◆ Aim of the exercise:
Whenever a line contains the string "from", copy it out of the entries.

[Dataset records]
☆ ☆ ☆
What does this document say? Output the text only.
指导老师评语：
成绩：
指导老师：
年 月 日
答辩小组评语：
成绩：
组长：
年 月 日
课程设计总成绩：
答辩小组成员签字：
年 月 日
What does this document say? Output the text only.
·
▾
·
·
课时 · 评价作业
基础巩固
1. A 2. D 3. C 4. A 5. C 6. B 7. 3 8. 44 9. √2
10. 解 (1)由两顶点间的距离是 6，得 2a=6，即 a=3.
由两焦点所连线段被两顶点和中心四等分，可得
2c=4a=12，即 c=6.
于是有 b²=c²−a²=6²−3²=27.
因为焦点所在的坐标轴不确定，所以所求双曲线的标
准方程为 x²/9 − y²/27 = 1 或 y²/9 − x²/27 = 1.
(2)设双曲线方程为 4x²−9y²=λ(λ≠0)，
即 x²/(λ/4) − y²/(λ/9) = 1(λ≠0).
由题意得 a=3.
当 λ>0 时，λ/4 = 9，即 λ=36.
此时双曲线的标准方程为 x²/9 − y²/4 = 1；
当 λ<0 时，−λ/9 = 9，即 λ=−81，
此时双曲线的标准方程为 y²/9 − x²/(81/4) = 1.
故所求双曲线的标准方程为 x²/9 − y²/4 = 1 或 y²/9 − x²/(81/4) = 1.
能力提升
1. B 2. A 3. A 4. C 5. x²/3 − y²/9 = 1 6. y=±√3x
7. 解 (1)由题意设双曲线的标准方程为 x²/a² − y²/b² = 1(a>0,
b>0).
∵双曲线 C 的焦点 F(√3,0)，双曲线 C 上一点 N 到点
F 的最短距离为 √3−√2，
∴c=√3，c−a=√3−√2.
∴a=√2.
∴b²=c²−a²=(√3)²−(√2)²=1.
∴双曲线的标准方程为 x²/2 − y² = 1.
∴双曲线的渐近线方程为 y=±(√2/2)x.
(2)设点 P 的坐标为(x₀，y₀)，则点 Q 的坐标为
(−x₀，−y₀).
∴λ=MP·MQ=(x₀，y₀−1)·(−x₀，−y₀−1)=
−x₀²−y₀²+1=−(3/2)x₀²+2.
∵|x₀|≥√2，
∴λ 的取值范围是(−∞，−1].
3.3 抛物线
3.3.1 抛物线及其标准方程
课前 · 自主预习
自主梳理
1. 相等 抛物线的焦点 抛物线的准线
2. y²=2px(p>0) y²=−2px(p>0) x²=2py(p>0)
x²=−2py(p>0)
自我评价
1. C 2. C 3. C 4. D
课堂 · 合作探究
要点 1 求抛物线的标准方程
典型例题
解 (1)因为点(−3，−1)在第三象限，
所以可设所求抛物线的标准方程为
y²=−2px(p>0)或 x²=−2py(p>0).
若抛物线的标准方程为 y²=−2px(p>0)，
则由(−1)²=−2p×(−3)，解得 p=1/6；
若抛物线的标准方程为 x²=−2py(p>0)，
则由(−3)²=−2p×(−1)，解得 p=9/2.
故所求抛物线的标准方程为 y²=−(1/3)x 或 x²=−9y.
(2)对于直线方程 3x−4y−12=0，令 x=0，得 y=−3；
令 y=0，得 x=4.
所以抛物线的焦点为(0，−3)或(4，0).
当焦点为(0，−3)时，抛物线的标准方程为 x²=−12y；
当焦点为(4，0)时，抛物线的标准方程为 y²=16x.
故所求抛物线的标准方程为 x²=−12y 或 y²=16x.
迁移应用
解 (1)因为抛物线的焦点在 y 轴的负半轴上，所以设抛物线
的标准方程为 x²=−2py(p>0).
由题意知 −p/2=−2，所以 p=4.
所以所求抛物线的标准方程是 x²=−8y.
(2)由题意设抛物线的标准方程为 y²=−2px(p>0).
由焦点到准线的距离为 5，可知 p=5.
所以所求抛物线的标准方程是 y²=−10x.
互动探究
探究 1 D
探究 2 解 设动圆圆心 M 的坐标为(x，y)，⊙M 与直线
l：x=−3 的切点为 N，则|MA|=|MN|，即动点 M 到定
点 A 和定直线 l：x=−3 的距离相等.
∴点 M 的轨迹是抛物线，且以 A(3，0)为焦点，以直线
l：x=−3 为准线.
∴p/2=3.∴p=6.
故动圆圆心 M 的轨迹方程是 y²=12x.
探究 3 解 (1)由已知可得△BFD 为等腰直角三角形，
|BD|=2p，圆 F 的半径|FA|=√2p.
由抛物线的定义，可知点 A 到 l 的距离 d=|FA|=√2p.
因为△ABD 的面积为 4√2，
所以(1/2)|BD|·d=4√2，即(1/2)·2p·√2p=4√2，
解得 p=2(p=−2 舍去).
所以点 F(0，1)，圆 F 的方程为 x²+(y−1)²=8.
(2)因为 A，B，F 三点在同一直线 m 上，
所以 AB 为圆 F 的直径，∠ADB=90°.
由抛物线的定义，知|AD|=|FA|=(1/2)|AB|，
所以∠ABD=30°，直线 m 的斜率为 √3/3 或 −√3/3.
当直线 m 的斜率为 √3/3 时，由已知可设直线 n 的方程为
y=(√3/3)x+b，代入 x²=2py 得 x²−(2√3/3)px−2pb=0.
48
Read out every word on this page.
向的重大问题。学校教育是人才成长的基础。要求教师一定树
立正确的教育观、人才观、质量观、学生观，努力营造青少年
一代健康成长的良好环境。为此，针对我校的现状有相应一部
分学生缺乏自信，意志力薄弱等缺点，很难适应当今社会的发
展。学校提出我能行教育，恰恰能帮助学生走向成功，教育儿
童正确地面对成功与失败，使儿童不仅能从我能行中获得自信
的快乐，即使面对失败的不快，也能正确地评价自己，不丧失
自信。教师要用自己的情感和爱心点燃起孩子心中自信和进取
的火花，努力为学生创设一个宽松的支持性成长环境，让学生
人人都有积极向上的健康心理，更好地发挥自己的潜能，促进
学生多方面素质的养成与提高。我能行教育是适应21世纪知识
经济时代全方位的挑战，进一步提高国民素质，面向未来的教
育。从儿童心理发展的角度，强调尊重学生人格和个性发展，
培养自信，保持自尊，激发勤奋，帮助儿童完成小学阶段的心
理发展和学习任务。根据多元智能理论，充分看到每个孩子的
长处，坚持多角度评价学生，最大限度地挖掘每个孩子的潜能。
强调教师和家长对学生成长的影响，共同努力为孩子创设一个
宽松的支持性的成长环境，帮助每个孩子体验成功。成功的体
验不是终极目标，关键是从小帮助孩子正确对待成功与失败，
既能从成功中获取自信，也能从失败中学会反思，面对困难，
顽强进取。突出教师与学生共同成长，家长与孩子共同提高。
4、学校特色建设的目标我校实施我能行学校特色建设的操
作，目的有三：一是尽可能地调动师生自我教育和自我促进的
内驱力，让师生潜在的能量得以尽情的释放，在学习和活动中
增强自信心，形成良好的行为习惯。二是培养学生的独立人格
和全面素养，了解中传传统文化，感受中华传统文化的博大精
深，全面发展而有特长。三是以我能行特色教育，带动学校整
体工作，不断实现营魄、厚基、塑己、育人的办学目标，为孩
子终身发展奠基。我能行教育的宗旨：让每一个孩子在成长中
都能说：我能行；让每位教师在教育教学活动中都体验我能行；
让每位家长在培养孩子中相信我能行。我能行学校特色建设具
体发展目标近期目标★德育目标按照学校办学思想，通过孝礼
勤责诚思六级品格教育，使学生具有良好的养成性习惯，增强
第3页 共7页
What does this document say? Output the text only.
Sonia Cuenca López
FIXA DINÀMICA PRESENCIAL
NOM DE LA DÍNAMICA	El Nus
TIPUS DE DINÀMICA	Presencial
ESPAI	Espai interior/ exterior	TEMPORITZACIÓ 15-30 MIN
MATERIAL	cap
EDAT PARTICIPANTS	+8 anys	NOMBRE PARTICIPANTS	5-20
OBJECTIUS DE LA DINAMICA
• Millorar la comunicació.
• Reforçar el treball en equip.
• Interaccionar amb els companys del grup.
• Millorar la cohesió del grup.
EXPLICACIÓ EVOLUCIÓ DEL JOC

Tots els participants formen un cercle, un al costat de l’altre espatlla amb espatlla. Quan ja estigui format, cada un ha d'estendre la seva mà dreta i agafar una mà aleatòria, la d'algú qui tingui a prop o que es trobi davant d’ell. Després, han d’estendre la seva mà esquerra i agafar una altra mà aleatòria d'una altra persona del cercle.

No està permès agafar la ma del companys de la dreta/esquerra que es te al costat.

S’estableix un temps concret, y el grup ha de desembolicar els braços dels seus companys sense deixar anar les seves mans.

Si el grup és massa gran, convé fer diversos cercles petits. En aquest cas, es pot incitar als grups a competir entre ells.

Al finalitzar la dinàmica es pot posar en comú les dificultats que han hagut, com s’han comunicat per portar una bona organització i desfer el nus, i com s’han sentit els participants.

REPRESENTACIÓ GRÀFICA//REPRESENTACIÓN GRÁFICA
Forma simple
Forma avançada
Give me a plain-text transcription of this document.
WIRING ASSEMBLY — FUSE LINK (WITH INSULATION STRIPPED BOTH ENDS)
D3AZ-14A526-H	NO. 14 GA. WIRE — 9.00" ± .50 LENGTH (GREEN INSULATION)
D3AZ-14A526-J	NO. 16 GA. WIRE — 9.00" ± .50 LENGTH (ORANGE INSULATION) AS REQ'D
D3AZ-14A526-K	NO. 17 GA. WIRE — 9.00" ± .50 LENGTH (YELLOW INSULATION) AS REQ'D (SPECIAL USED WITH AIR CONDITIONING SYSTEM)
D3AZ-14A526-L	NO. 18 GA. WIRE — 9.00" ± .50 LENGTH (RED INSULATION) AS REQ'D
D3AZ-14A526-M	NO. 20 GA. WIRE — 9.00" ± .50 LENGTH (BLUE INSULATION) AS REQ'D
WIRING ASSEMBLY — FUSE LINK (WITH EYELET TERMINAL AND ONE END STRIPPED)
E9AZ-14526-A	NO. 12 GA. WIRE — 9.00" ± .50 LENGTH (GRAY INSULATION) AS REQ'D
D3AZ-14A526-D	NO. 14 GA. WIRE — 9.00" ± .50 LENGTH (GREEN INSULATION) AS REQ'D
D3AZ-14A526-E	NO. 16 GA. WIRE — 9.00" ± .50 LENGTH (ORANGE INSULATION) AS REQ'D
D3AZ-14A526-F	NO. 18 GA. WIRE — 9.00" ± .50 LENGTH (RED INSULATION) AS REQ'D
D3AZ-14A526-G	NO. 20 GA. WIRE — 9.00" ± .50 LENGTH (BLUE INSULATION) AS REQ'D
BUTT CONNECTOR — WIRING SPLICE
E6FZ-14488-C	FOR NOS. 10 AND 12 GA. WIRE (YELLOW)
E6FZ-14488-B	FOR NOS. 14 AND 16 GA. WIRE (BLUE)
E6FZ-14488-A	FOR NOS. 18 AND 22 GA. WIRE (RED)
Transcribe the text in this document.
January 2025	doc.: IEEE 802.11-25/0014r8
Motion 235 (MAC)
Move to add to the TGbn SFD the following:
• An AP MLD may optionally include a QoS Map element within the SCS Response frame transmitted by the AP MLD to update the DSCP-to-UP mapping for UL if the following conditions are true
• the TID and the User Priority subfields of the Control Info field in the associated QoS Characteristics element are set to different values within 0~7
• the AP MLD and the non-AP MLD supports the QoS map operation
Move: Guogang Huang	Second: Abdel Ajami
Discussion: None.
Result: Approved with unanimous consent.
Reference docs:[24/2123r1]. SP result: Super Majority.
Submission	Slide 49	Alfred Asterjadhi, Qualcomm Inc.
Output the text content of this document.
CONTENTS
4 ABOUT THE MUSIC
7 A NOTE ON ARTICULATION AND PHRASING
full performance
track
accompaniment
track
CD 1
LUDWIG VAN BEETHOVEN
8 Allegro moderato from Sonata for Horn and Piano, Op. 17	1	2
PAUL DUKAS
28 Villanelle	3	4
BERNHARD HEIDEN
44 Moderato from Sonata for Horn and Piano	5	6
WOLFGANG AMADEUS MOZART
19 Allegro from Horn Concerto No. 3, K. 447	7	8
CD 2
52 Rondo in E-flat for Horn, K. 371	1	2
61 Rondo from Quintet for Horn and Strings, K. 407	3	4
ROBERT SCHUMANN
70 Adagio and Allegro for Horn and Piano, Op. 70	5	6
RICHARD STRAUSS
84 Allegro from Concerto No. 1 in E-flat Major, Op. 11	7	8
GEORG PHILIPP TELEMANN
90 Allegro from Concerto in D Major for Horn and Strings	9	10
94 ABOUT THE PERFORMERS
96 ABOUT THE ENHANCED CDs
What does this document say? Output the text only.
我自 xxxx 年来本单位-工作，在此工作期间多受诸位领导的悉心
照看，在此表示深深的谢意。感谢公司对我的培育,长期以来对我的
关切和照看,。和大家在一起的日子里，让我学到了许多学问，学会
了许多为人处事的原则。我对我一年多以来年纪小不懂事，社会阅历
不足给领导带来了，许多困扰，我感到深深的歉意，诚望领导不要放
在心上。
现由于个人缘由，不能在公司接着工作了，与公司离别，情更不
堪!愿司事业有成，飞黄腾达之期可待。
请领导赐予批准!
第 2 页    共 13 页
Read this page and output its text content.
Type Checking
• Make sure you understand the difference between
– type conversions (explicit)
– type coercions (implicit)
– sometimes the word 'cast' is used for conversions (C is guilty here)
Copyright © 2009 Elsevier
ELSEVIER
☆ ☆ ☆
◆ Output for this exercise:
8 Allegro moderato from Sonata for Horn and Piano, Op. 17	1	2
44 Moderato from Sonata for Horn and Piano	5	6
19 Allegro from Horn Concerto No. 3, K. 447	7	8
61 Rondo from Quintet for Horn and Strings, K. 407	3	4
84 Allegro from Concerto No. 1 in E-flat Major, Op. 11	7	8
90 Allegro from Concerto in D Major for Horn and Strings	9	10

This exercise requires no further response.